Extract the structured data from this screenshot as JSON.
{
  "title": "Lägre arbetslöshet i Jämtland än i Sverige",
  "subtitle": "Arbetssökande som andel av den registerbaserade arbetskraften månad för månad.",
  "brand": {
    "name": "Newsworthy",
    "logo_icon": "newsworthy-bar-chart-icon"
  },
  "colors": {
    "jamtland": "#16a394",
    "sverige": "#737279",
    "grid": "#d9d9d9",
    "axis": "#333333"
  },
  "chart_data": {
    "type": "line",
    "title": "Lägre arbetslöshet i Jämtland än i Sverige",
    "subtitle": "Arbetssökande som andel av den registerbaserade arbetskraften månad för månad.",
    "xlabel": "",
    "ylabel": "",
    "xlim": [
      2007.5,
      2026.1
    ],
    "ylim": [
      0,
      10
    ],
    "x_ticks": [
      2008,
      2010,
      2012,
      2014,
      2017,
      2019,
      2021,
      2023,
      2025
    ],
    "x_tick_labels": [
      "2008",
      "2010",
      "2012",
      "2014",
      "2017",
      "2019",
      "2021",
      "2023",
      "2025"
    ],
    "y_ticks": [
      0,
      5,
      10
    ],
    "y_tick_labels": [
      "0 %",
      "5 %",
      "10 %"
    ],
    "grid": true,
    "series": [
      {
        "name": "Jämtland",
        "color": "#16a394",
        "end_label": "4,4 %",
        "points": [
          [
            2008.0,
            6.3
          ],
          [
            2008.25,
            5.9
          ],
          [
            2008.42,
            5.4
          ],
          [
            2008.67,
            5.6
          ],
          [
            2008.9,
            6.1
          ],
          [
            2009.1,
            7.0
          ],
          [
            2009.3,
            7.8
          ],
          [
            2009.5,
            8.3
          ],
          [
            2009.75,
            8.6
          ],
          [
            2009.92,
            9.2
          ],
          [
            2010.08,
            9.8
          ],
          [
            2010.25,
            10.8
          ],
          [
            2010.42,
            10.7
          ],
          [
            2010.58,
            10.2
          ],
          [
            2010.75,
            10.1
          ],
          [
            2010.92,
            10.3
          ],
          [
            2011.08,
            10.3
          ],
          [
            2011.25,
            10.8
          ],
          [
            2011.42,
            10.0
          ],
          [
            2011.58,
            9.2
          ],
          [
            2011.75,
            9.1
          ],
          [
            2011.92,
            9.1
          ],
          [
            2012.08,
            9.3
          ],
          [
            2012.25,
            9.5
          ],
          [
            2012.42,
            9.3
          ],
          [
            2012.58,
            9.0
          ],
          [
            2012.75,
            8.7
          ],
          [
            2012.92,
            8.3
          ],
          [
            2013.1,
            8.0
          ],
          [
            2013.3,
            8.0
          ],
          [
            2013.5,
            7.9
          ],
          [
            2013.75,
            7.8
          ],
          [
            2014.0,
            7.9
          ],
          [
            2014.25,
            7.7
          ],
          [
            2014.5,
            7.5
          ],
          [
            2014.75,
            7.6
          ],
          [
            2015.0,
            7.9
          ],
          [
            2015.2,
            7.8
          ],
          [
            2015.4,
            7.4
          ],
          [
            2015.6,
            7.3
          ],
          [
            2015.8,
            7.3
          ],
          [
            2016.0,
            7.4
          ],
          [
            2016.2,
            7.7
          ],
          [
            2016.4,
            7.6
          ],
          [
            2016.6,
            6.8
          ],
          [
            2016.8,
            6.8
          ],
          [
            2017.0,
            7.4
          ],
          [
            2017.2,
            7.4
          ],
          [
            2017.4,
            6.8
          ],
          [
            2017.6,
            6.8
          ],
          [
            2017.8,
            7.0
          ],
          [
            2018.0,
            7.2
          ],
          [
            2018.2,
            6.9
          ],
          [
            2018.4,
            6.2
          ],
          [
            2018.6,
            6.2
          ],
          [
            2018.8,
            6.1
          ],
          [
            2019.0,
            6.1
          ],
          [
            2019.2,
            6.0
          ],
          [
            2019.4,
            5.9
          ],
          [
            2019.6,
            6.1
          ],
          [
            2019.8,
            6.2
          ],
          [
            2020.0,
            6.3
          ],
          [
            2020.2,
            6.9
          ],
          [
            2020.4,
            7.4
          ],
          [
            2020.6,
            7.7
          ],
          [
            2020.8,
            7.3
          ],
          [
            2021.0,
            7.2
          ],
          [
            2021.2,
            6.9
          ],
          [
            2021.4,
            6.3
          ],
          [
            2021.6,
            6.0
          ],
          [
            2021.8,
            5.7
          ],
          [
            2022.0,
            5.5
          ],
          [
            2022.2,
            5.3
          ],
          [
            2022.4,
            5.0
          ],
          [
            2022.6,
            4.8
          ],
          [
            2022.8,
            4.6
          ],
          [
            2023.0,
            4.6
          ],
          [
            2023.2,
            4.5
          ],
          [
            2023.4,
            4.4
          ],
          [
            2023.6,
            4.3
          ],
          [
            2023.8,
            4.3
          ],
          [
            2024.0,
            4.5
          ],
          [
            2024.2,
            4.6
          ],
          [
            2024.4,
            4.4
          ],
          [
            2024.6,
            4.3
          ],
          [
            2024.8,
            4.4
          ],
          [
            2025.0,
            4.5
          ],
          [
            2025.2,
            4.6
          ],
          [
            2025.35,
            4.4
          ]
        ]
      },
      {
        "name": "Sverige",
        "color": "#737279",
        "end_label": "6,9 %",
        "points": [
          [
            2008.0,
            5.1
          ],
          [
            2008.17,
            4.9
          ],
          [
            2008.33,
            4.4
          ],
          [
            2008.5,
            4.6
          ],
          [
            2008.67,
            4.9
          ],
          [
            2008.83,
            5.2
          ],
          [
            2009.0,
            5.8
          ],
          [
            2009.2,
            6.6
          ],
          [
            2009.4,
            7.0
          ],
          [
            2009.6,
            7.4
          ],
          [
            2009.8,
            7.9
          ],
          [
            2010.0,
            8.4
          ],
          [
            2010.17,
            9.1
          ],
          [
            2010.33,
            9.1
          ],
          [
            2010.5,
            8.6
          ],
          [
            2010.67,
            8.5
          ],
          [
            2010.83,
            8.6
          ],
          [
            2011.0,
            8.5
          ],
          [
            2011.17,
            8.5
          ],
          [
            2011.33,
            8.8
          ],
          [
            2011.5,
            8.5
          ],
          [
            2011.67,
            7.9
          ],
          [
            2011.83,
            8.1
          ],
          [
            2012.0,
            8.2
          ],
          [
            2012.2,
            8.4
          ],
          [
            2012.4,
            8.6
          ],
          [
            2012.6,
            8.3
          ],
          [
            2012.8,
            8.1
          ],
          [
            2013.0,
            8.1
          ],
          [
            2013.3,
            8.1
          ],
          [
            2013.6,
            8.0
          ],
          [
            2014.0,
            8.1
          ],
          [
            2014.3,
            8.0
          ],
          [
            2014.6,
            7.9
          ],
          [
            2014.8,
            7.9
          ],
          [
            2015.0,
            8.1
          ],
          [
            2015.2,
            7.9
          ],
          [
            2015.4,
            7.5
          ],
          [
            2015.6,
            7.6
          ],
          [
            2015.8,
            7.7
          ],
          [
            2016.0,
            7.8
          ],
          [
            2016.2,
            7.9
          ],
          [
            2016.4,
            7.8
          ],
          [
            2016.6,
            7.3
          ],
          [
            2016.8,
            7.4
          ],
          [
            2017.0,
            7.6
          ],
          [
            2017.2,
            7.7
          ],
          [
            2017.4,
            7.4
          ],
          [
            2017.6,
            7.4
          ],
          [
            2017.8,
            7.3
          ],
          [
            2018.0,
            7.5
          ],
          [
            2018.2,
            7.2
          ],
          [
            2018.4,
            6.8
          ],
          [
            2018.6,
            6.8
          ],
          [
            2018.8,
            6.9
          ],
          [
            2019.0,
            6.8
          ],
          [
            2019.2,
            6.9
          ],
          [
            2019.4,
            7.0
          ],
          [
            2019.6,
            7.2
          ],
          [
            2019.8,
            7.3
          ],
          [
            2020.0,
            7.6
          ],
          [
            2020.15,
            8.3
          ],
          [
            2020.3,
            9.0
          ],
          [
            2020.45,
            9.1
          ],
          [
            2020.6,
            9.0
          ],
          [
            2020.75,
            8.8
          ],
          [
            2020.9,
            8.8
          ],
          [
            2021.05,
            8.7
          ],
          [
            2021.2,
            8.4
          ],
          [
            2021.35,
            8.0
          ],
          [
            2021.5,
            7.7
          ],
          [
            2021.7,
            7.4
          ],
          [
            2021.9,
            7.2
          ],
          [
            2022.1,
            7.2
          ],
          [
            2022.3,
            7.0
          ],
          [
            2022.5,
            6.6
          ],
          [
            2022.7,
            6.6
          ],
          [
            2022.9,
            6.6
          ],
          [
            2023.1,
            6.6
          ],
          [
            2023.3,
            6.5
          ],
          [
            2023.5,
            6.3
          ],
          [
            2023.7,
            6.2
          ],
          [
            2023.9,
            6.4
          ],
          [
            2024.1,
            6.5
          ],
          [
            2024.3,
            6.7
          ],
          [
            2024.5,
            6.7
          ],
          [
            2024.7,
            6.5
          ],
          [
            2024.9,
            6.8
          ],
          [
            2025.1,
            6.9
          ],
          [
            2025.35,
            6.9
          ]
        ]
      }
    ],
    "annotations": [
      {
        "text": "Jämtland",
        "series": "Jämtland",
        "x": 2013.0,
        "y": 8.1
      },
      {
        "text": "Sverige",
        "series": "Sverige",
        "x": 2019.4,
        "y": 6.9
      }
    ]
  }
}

**JOB:**
Copy every line of the listing that contains the word "Lägre".

**RESPONSE TO THE TASK:**
  "title": "Lägre arbetslöshet i Jämtland än i Sverige",
    "title": "Lägre arbetslöshet i Jämtland än i Sverige",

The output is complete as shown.